Job:
Which lines hold the string "trigger"? Copy every one of them.

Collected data

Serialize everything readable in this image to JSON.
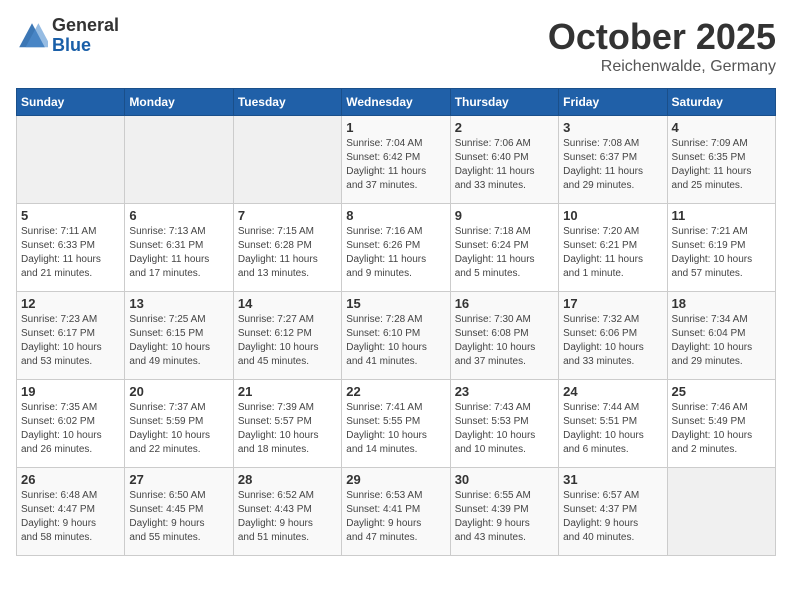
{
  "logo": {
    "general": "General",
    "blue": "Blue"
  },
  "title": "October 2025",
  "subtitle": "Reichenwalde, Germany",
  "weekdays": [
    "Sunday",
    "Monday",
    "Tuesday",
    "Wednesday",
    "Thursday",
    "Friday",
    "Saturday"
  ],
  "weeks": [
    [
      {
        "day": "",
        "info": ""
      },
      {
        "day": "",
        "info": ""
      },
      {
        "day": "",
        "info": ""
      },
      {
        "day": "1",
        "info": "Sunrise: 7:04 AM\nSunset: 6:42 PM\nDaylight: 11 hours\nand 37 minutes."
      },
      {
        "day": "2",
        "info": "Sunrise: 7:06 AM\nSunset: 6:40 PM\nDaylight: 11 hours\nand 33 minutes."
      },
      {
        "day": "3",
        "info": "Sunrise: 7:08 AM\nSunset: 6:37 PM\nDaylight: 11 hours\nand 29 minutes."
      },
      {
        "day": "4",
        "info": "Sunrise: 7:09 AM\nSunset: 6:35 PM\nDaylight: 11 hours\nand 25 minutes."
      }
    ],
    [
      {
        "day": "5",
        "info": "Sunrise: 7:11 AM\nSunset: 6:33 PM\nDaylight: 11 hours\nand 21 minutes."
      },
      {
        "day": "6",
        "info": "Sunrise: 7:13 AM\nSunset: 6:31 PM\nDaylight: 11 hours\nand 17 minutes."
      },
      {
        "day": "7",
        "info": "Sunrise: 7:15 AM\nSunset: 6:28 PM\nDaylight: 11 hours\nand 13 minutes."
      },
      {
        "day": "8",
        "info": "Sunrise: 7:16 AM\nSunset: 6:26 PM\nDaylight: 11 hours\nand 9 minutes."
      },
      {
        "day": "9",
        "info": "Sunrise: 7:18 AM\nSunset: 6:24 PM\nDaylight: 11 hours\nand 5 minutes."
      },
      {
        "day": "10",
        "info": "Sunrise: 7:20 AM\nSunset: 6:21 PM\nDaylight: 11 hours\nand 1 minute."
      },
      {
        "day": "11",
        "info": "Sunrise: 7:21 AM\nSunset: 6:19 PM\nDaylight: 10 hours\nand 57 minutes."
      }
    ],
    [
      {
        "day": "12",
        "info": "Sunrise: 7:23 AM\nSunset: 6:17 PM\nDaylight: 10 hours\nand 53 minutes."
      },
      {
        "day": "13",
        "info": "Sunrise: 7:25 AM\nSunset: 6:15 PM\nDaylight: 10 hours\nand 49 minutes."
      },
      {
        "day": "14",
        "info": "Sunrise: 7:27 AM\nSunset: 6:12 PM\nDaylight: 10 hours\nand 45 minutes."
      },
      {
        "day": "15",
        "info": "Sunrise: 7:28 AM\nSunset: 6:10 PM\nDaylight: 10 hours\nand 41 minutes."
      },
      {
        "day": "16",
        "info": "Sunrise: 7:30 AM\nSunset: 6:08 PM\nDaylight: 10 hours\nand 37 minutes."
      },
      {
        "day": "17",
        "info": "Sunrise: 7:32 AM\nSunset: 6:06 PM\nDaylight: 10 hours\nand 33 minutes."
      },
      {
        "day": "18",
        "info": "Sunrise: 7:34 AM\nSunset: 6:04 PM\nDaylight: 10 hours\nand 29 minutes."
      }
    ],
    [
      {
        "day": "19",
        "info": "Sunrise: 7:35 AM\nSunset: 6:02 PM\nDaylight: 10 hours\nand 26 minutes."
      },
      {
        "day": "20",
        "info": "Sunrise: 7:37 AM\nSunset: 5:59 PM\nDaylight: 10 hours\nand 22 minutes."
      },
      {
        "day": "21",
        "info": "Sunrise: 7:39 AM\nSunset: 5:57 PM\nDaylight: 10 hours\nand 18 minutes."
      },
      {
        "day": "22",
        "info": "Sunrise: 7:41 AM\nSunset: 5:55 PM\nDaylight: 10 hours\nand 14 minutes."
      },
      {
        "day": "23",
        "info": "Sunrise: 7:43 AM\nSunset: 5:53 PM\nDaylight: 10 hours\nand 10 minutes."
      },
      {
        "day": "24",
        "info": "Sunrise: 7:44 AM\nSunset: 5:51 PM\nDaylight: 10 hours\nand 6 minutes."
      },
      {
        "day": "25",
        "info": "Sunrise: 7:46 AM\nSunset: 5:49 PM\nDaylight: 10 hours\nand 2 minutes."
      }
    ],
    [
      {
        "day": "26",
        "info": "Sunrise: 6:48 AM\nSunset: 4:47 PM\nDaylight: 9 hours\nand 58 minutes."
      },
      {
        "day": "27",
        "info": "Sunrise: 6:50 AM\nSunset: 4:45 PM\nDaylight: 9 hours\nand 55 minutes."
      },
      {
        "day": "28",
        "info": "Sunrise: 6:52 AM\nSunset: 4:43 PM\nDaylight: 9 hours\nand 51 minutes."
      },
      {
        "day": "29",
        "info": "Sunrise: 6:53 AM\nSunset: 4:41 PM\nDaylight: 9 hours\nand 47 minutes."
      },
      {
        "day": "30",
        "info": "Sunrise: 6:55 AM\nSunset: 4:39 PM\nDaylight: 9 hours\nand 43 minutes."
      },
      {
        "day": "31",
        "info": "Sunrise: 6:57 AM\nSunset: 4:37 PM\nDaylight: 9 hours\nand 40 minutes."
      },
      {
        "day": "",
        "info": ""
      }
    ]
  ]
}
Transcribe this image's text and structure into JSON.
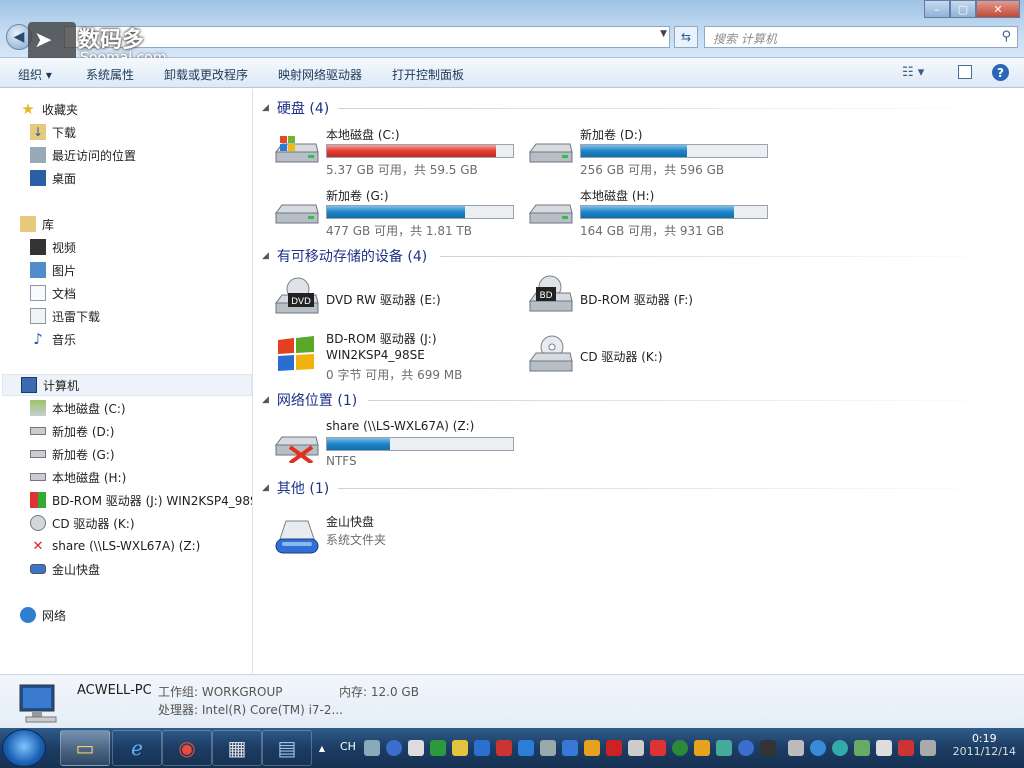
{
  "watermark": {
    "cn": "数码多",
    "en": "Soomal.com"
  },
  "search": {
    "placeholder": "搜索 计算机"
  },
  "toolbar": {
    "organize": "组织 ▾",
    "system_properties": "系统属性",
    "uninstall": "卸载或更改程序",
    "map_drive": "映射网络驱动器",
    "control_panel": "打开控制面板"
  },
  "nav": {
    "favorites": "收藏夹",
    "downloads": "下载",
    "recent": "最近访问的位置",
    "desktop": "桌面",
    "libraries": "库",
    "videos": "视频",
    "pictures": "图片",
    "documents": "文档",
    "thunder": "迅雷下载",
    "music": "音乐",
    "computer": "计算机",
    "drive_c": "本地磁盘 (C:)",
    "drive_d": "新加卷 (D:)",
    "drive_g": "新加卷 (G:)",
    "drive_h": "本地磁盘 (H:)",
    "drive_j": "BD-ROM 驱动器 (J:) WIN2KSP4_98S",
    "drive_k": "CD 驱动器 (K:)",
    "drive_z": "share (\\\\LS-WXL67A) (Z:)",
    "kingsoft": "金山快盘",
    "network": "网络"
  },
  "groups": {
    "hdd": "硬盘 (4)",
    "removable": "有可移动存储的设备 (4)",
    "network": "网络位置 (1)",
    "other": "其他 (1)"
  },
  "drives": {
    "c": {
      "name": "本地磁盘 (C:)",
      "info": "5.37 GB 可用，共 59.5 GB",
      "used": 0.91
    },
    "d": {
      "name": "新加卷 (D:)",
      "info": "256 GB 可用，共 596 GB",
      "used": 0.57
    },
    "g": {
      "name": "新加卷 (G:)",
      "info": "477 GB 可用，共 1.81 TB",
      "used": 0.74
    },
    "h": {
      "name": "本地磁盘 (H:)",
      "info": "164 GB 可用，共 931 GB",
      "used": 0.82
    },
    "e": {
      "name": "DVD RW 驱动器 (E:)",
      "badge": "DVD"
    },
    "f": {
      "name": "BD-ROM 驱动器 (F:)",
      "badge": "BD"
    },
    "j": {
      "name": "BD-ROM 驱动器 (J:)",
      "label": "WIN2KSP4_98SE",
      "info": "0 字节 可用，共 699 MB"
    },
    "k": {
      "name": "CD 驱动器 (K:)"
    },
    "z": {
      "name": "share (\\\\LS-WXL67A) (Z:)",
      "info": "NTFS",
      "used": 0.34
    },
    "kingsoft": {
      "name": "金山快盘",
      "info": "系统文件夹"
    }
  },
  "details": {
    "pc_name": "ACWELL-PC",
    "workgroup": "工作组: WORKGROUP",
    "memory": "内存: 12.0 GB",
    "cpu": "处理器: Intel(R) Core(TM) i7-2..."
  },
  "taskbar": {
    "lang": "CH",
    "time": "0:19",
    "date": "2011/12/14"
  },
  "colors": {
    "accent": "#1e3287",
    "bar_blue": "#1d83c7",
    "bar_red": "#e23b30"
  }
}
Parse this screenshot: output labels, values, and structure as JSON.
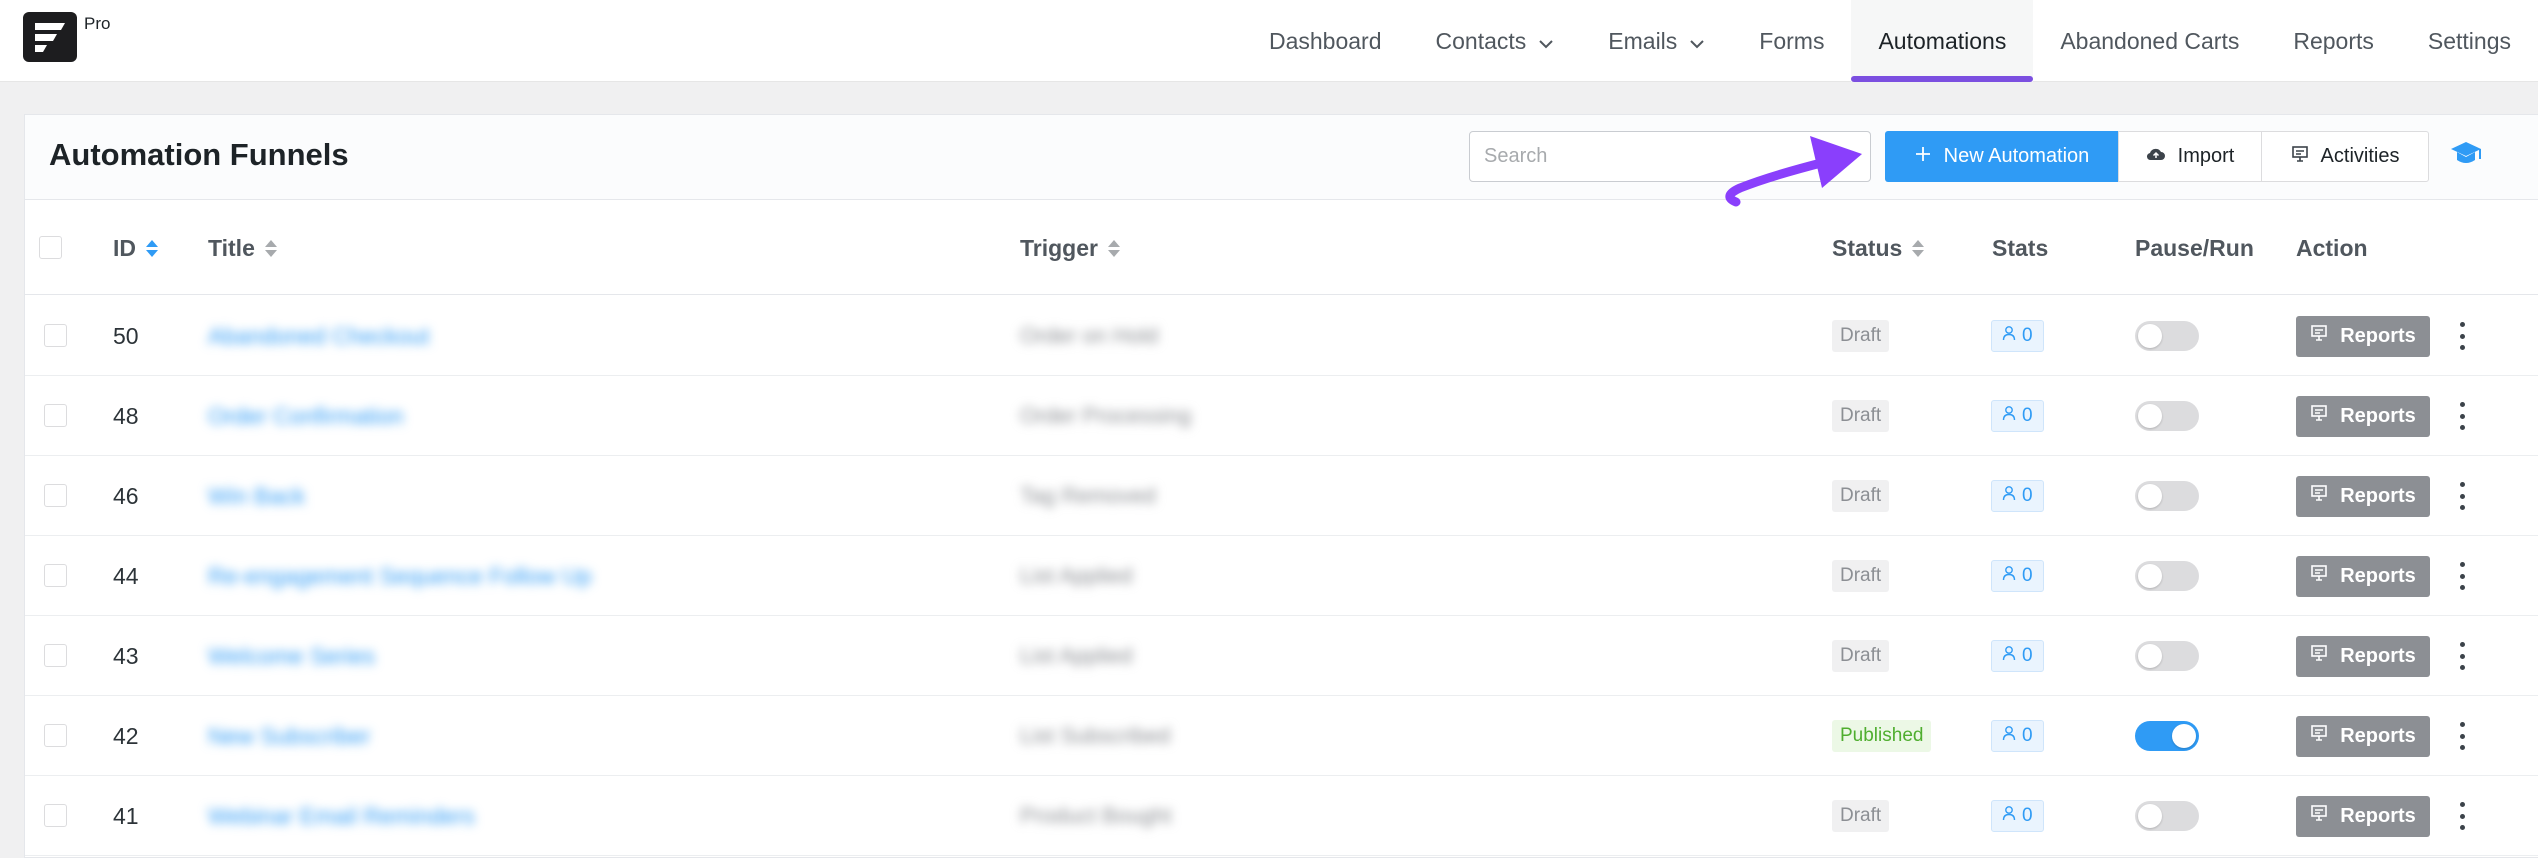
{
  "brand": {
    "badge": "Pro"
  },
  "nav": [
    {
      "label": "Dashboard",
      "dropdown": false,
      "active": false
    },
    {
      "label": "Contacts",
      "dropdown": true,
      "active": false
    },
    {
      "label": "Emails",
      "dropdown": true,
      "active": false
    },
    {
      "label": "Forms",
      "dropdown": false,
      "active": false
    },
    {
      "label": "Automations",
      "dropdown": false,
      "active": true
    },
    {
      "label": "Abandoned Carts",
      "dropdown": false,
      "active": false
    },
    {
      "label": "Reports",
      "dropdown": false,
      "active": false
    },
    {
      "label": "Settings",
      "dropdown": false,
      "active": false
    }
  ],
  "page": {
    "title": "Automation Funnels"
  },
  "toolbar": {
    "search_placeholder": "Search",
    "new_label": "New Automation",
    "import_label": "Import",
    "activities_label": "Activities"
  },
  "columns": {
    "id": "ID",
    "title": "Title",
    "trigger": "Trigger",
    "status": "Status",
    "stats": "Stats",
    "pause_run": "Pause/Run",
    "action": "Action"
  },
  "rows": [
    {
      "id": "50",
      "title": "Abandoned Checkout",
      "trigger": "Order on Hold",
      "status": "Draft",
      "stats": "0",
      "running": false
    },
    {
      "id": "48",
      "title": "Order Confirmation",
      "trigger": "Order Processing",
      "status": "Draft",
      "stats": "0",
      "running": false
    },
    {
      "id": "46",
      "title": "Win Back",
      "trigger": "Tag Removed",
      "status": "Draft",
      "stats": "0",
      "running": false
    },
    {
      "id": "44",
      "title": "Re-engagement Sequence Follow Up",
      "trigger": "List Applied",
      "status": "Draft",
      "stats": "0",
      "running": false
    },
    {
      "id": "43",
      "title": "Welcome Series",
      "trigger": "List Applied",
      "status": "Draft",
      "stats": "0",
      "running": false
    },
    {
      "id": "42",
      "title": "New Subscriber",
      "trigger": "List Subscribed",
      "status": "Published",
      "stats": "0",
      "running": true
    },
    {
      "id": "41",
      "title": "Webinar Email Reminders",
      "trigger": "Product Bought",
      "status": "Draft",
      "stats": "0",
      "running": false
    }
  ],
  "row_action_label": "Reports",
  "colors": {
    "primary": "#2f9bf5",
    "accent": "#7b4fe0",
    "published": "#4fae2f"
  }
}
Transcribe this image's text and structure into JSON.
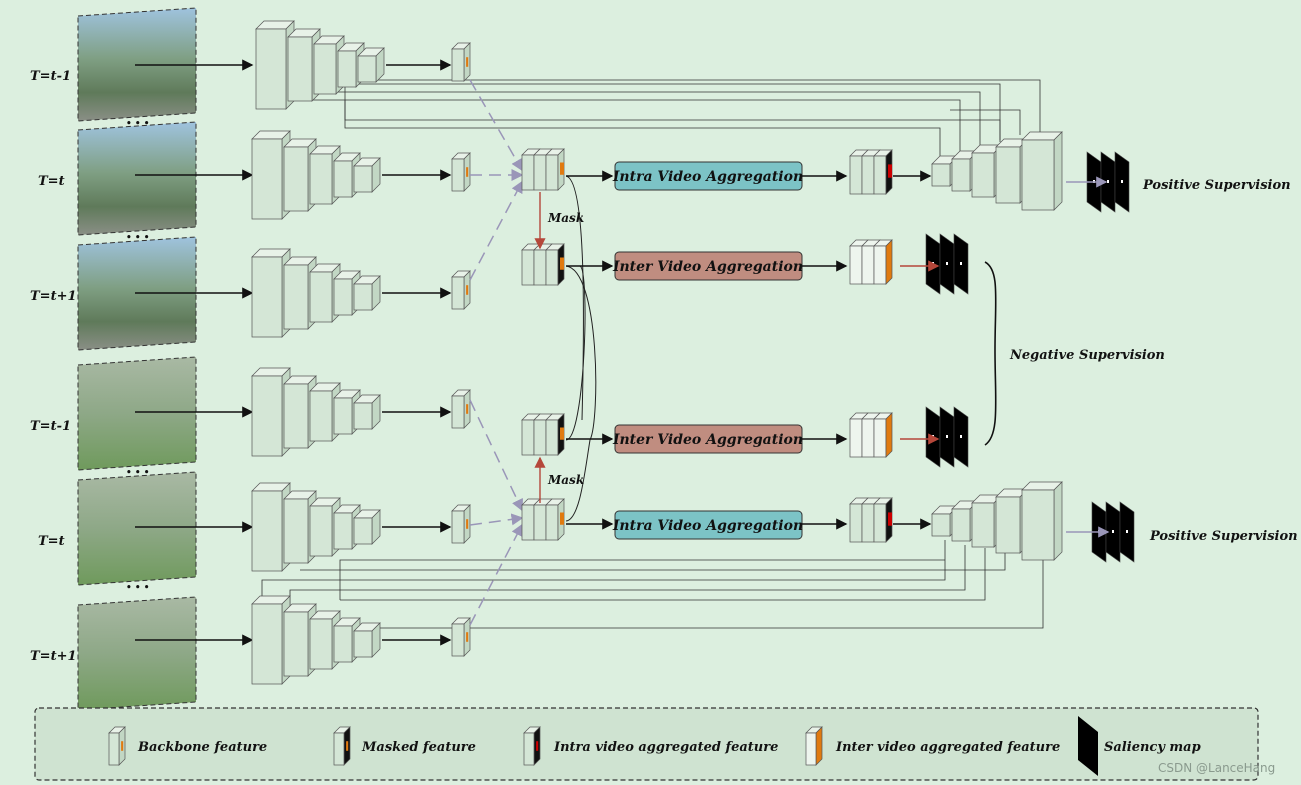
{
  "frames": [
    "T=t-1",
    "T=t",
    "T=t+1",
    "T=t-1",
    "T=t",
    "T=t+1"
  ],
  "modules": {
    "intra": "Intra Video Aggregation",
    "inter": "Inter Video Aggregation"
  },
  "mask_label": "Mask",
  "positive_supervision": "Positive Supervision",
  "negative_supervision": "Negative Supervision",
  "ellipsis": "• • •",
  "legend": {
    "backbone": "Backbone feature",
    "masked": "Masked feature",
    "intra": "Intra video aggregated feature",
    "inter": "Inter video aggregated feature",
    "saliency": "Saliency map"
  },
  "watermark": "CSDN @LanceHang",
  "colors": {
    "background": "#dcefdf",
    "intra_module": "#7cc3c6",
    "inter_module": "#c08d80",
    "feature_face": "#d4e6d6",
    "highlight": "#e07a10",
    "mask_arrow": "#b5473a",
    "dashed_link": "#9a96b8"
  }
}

Expected answer:
    "trigger": "Trigger",
      "trigger": "Order on Hold",
      "trigger": "Order Processing",
      "trigger": "Tag Removed",
      "trigger": "List Applied",
      "trigger": "List Applied",
      "trigger": "List Subscribed",
      "trigger": "Product Bought",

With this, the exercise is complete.